▶ _Directions_
Drop all images and give the records again exactly.

▶ _Extracted entries_
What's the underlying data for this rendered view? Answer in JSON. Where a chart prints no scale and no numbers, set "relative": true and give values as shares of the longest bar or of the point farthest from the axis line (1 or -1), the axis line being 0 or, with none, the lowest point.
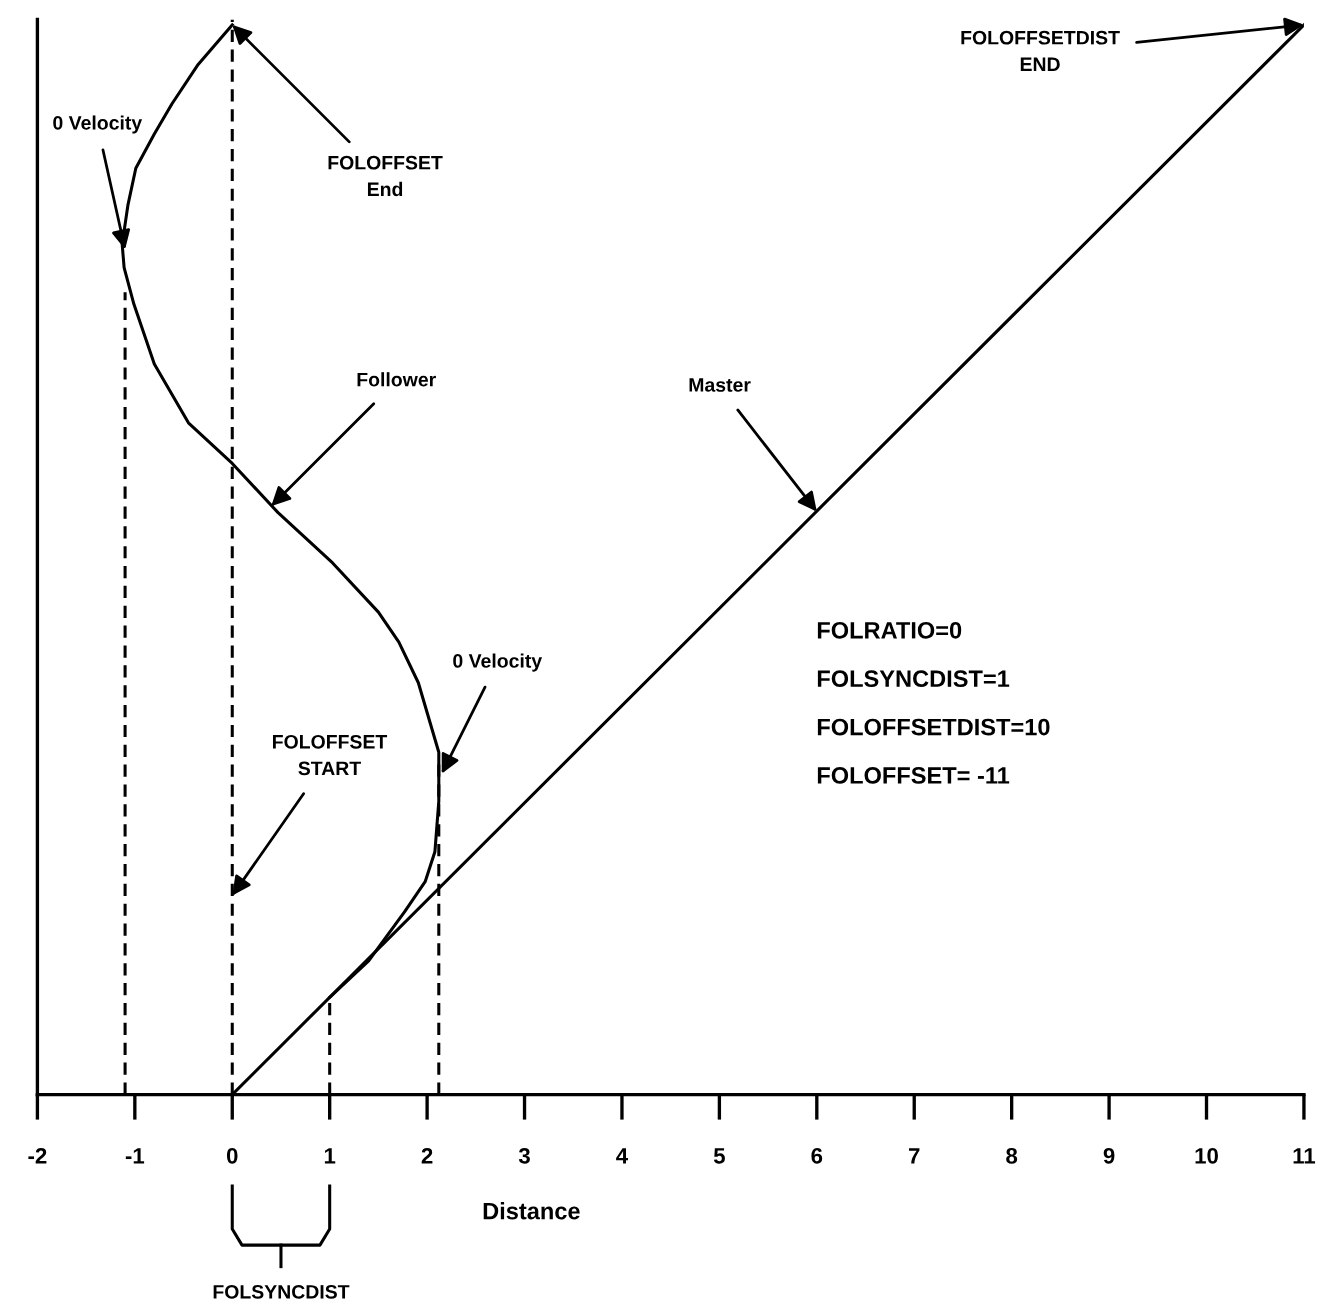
{
  "chart_data": {
    "type": "line",
    "relative": true,
    "xlabel": "Distance",
    "xlim": [
      -2,
      11
    ],
    "xticks": [
      -2,
      -1,
      0,
      1,
      2,
      3,
      4,
      5,
      6,
      7,
      8,
      9,
      10,
      11
    ],
    "tick_labels": "x",
    "marker": "none",
    "series": [
      {
        "color": "#000000",
        "line_style": "solid",
        "x": [
          0,
          11
        ],
        "values": [
          0,
          1
        ]
      },
      {
        "color": "#000000",
        "line_style": "solid",
        "x": [
          1,
          1.4,
          1.77,
          1.98,
          2.08,
          2.12,
          2.12,
          1.91,
          1.71,
          1.5,
          1.03,
          0.47,
          0,
          -0.45,
          -0.8,
          -1.01,
          -1.11,
          -1.13,
          -1.07,
          -0.99,
          -0.8,
          -0.62,
          -0.35,
          0
        ],
        "values": [
          0.091,
          0.125,
          0.171,
          0.199,
          0.227,
          0.274,
          0.32,
          0.385,
          0.423,
          0.451,
          0.497,
          0.544,
          0.59,
          0.628,
          0.683,
          0.739,
          0.773,
          0.795,
          0.832,
          0.866,
          0.898,
          0.926,
          0.963,
          1
        ]
      },
      {
        "color": "#000000",
        "line_style": "dashed",
        "x": [
          -1.1,
          -1.1,
          0.5,
          1,
          1,
          1.5,
          2.12,
          2.12
        ],
        "values": [
          0,
          0.75,
          null,
          0,
          0.091,
          null,
          0,
          0.31
        ]
      }
    ],
    "ref_lines": [
      {
        "axis": "x",
        "value": 0,
        "color": "#000000",
        "line_style": "dashed"
      }
    ],
    "annotations": [
      {
        "text": "0 Velocity",
        "x": -1.1,
        "y": 0.79
      },
      {
        "text": "FOLOFFSET\nEnd",
        "x": 0,
        "y": 1
      },
      {
        "text": "Follower",
        "x": 0.4,
        "y": 0.55
      },
      {
        "text": "Master",
        "x": 6,
        "y": 0.545
      },
      {
        "text": "0 Velocity",
        "x": 2.15,
        "y": 0.3
      },
      {
        "text": "FOLOFFSET\nSTART",
        "x": 0,
        "y": 0.186
      },
      {
        "text": "FOLOFFSETDIST\nEND",
        "x": 11,
        "y": 1
      },
      "FOLRATIO=0",
      "FOLSYNCDIST=1",
      "FOLOFFSETDIST=10",
      "FOLOFFSET= -11",
      "FOLSYNCDIST"
    ]
  }
}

▶ _Solution to the exercise_
What's the underlying data for this rendered view? Answer in JSON. Where a chart prints no scale and no numbers, set "relative": true and give values as shares of the longest bar or of the point farthest from the axis line (1 or -1), the axis line being 0 or, with none, the lowest point.
{
  "chart_data": {
    "type": "line",
    "relative": true,
    "xlabel": "Distance",
    "xlim": [
      -2,
      11
    ],
    "xticks": [
      -2,
      -1,
      0,
      1,
      2,
      3,
      4,
      5,
      6,
      7,
      8,
      9,
      10,
      11
    ],
    "tick_labels": "x",
    "marker": "none",
    "series": [
      {
        "color": "#000000",
        "line_style": "solid",
        "x": [
          0,
          11
        ],
        "values": [
          0,
          1
        ]
      },
      {
        "color": "#000000",
        "line_style": "solid",
        "x": [
          1,
          1.4,
          1.77,
          1.98,
          2.08,
          2.12,
          2.12,
          1.91,
          1.71,
          1.5,
          1.03,
          0.47,
          0,
          -0.45,
          -0.8,
          -1.01,
          -1.11,
          -1.13,
          -1.07,
          -0.99,
          -0.8,
          -0.62,
          -0.35,
          0
        ],
        "values": [
          0.091,
          0.125,
          0.171,
          0.199,
          0.227,
          0.274,
          0.32,
          0.385,
          0.423,
          0.451,
          0.497,
          0.544,
          0.59,
          0.628,
          0.683,
          0.739,
          0.773,
          0.795,
          0.832,
          0.866,
          0.898,
          0.926,
          0.963,
          1
        ]
      },
      {
        "color": "#000000",
        "line_style": "dashed",
        "x": [
          -1.1,
          -1.1,
          0.5,
          1,
          1,
          1.5,
          2.12,
          2.12
        ],
        "values": [
          0,
          0.75,
          null,
          0,
          0.091,
          null,
          0,
          0.31
        ]
      }
    ],
    "ref_lines": [
      {
        "axis": "x",
        "value": 0,
        "color": "#000000",
        "line_style": "dashed"
      }
    ],
    "annotations": [
      {
        "text": "0 Velocity",
        "x": -1.1,
        "y": 0.79
      },
      {
        "text": "FOLOFFSET\nEnd",
        "x": 0,
        "y": 1
      },
      {
        "text": "Follower",
        "x": 0.4,
        "y": 0.55
      },
      {
        "text": "Master",
        "x": 6,
        "y": 0.545
      },
      {
        "text": "0 Velocity",
        "x": 2.15,
        "y": 0.3
      },
      {
        "text": "FOLOFFSET\nSTART",
        "x": 0,
        "y": 0.186
      },
      {
        "text": "FOLOFFSETDIST\nEND",
        "x": 11,
        "y": 1
      },
      "FOLRATIO=0",
      "FOLSYNCDIST=1",
      "FOLOFFSETDIST=10",
      "FOLOFFSET= -11",
      "FOLSYNCDIST"
    ]
  }
}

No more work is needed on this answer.